◆ THE EXERCISE
Below are some records; give them all again exactly, but not the pictures.

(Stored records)
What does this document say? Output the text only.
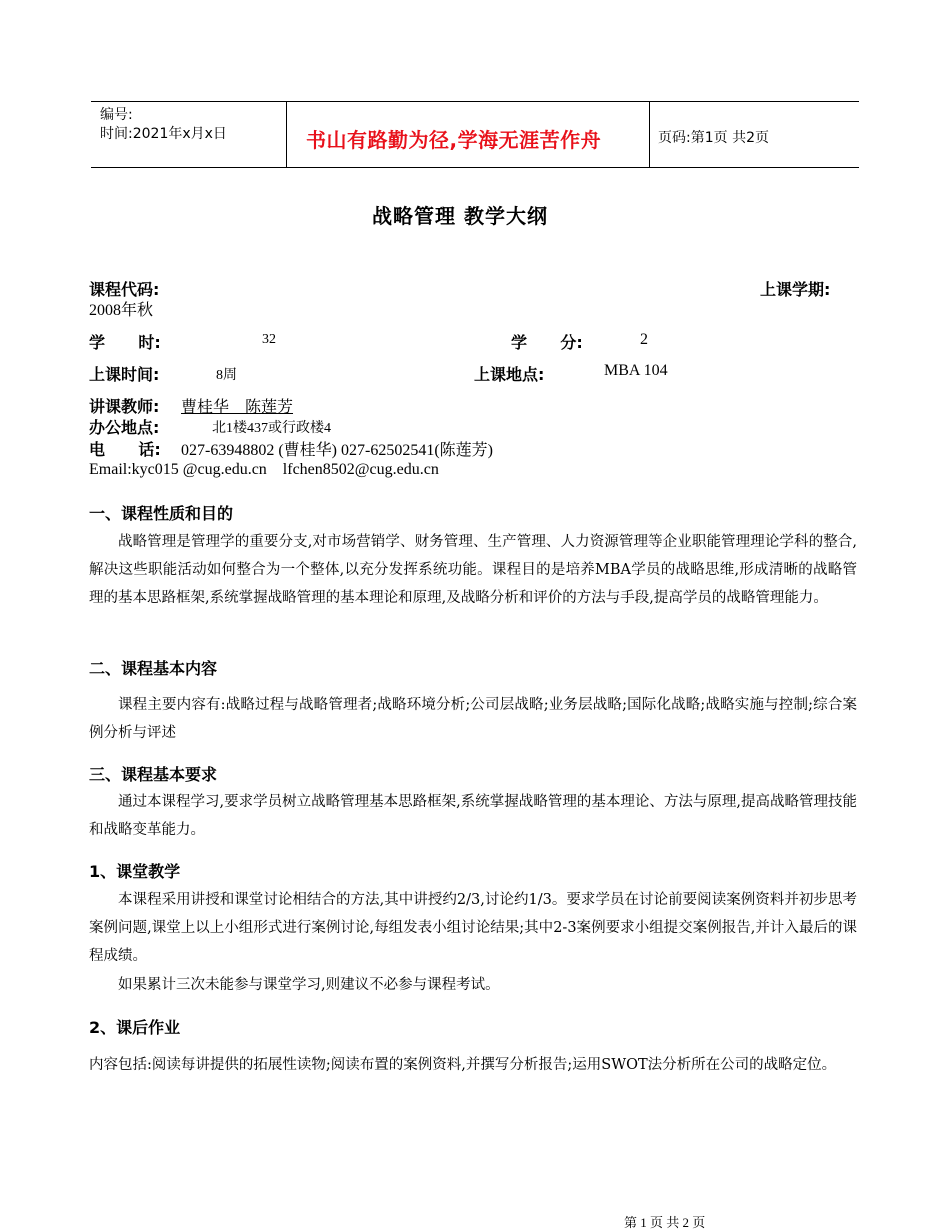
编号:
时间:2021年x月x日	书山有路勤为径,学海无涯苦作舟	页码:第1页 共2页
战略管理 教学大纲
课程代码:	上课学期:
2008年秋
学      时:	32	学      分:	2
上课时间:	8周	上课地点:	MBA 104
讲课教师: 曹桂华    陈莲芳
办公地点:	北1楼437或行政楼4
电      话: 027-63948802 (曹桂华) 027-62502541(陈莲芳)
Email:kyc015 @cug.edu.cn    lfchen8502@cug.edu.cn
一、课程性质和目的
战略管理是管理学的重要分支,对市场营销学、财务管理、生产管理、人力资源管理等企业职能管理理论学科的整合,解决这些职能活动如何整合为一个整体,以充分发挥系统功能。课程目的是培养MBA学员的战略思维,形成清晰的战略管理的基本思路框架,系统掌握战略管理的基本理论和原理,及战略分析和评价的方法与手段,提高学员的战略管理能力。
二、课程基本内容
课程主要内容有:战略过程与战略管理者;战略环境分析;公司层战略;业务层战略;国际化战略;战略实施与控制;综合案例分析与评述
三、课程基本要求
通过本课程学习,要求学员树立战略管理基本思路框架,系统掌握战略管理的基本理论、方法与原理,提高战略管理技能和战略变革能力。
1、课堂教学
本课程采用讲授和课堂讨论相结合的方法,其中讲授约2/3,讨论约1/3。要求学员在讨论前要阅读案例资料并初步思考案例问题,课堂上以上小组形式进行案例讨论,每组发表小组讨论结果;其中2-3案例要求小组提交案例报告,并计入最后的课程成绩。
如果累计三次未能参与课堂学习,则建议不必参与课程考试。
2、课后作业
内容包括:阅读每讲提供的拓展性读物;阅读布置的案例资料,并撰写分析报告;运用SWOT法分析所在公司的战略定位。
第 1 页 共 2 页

◆ WRITTEN RESPONSE
What does this document say? Output the text only.
编号:
时间:2021年x月x日	书山有路勤为径,学海无涯苦作舟	页码:第1页 共2页
战略管理 教学大纲
课程代码:	上课学期:
2008年秋
学      时:	32	学      分:	2
上课时间:	8周	上课地点:	MBA 104
讲课教师: 曹桂华    陈莲芳
办公地点:	北1楼437或行政楼4
电      话: 027-63948802 (曹桂华) 027-62502541(陈莲芳)
Email:kyc015 @cug.edu.cn    lfchen8502@cug.edu.cn
一、课程性质和目的
战略管理是管理学的重要分支,对市场营销学、财务管理、生产管理、人力资源管理等企业职能管理理论学科的整合,解决这些职能活动如何整合为一个整体,以充分发挥系统功能。课程目的是培养MBA学员的战略思维,形成清晰的战略管理的基本思路框架,系统掌握战略管理的基本理论和原理,及战略分析和评价的方法与手段,提高学员的战略管理能力。
二、课程基本内容
课程主要内容有:战略过程与战略管理者;战略环境分析;公司层战略;业务层战略;国际化战略;战略实施与控制;综合案例分析与评述
三、课程基本要求
通过本课程学习,要求学员树立战略管理基本思路框架,系统掌握战略管理的基本理论、方法与原理,提高战略管理技能和战略变革能力。
1、课堂教学
本课程采用讲授和课堂讨论相结合的方法,其中讲授约2/3,讨论约1/3。要求学员在讨论前要阅读案例资料并初步思考案例问题,课堂上以上小组形式进行案例讨论,每组发表小组讨论结果;其中2-3案例要求小组提交案例报告,并计入最后的课程成绩。
如果累计三次未能参与课堂学习,则建议不必参与课程考试。
2、课后作业
内容包括:阅读每讲提供的拓展性读物;阅读布置的案例资料,并撰写分析报告;运用SWOT法分析所在公司的战略定位。
第 1 页 共 2 页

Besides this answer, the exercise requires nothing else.